_Goal of the exercise_
Write out the listing beneath this instruction in its entirety, exactly as it reads.

Stored dataset items:
++++++++++++++++++++

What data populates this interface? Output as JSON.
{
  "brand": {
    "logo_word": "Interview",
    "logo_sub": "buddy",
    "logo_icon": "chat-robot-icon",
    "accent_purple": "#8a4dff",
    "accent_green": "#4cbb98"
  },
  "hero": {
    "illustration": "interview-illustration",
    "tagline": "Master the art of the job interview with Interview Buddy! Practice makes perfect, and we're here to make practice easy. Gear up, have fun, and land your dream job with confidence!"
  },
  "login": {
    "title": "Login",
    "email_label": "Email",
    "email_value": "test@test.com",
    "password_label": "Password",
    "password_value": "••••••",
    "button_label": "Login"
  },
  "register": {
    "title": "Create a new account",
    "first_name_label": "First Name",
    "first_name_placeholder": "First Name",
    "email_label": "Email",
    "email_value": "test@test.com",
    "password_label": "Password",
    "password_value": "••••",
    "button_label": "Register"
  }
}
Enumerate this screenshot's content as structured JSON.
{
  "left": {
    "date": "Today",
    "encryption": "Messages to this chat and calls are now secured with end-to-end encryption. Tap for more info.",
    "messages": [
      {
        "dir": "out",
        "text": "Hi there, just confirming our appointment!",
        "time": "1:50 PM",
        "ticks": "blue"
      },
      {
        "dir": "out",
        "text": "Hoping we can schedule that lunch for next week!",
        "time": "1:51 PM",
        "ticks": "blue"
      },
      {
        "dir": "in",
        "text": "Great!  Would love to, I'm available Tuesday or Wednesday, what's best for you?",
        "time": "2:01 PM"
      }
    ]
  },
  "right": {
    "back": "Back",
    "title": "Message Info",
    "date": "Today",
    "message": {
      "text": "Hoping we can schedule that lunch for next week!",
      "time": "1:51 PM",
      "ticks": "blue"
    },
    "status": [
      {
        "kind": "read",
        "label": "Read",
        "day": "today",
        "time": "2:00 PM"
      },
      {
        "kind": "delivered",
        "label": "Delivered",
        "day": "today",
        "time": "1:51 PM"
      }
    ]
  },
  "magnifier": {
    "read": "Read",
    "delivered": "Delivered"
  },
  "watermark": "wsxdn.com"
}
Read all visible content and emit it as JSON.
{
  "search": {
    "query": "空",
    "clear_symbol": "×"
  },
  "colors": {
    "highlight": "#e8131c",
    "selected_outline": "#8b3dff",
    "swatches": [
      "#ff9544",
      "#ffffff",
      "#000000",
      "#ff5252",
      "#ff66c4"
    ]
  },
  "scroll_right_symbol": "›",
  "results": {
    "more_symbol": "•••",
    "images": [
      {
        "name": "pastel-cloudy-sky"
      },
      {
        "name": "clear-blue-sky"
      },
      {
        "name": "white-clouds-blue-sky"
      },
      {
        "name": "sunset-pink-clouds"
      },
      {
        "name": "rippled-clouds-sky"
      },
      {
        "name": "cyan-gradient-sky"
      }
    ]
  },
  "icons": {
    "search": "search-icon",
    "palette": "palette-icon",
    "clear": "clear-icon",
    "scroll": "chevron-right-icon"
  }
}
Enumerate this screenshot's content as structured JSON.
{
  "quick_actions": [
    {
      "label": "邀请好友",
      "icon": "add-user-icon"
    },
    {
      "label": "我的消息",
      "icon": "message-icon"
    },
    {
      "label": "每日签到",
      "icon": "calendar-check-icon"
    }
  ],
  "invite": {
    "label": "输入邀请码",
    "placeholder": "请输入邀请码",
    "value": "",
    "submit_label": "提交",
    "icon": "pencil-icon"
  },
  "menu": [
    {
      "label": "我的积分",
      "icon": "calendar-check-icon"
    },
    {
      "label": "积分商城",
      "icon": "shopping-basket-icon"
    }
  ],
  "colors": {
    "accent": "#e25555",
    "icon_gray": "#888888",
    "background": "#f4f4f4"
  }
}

++++++++++++++++++++

_Exercise result_
What data populates this interface? Output as JSON.
{
  "brand": {
    "logo_word": "Interview",
    "logo_sub": "buddy",
    "logo_icon": "chat-robot-icon",
    "accent_purple": "#8a4dff",
    "accent_green": "#4cbb98"
  },
  "hero": {
    "illustration": "interview-illustration",
    "tagline": "Master the art of the job interview with Interview Buddy! Practice makes perfect, and we're here to make practice easy. Gear up, have fun, and land your dream job with confidence!"
  },
  "login": {
    "title": "Login",
    "email_label": "Email",
    "email_value": "test@test.com",
    "password_label": "Password",
    "password_value": "••••••",
    "button_label": "Login"
  },
  "register": {
    "title": "Create a new account",
    "first_name_label": "First Name",
    "first_name_placeholder": "First Name",
    "email_label": "Email",
    "email_value": "test@test.com",
    "password_label": "Password",
    "password_value": "••••",
    "button_label": "Register"
  }
}
Enumerate this screenshot's content as structured JSON.
{
  "left": {
    "date": "Today",
    "encryption": "Messages to this chat and calls are now secured with end-to-end encryption. Tap for more info.",
    "messages": [
      {
        "dir": "out",
        "text": "Hi there, just confirming our appointment!",
        "time": "1:50 PM",
        "ticks": "blue"
      },
      {
        "dir": "out",
        "text": "Hoping we can schedule that lunch for next week!",
        "time": "1:51 PM",
        "ticks": "blue"
      },
      {
        "dir": "in",
        "text": "Great!  Would love to, I'm available Tuesday or Wednesday, what's best for you?",
        "time": "2:01 PM"
      }
    ]
  },
  "right": {
    "back": "Back",
    "title": "Message Info",
    "date": "Today",
    "message": {
      "text": "Hoping we can schedule that lunch for next week!",
      "time": "1:51 PM",
      "ticks": "blue"
    },
    "status": [
      {
        "kind": "read",
        "label": "Read",
        "day": "today",
        "time": "2:00 PM"
      },
      {
        "kind": "delivered",
        "label": "Delivered",
        "day": "today",
        "time": "1:51 PM"
      }
    ]
  },
  "magnifier": {
    "read": "Read",
    "delivered": "Delivered"
  },
  "watermark": "wsxdn.com"
}
Read all visible content and emit it as JSON.
{
  "search": {
    "query": "空",
    "clear_symbol": "×"
  },
  "colors": {
    "highlight": "#e8131c",
    "selected_outline": "#8b3dff",
    "swatches": [
      "#ff9544",
      "#ffffff",
      "#000000",
      "#ff5252",
      "#ff66c4"
    ]
  },
  "scroll_right_symbol": "›",
  "results": {
    "more_symbol": "•••",
    "images": [
      {
        "name": "pastel-cloudy-sky"
      },
      {
        "name": "clear-blue-sky"
      },
      {
        "name": "white-clouds-blue-sky"
      },
      {
        "name": "sunset-pink-clouds"
      },
      {
        "name": "rippled-clouds-sky"
      },
      {
        "name": "cyan-gradient-sky"
      }
    ]
  },
  "icons": {
    "search": "search-icon",
    "palette": "palette-icon",
    "clear": "clear-icon",
    "scroll": "chevron-right-icon"
  }
}
Enumerate this screenshot's content as structured JSON.
{
  "quick_actions": [
    {
      "label": "邀请好友",
      "icon": "add-user-icon"
    },
    {
      "label": "我的消息",
      "icon": "message-icon"
    },
    {
      "label": "每日签到",
      "icon": "calendar-check-icon"
    }
  ],
  "invite": {
    "label": "输入邀请码",
    "placeholder": "请输入邀请码",
    "value": "",
    "submit_label": "提交",
    "icon": "pencil-icon"
  },
  "menu": [
    {
      "label": "我的积分",
      "icon": "calendar-check-icon"
    },
    {
      "label": "积分商城",
      "icon": "shopping-basket-icon"
    }
  ],
  "colors": {
    "accent": "#e25555",
    "icon_gray": "#888888",
    "background": "#f4f4f4"
  }
}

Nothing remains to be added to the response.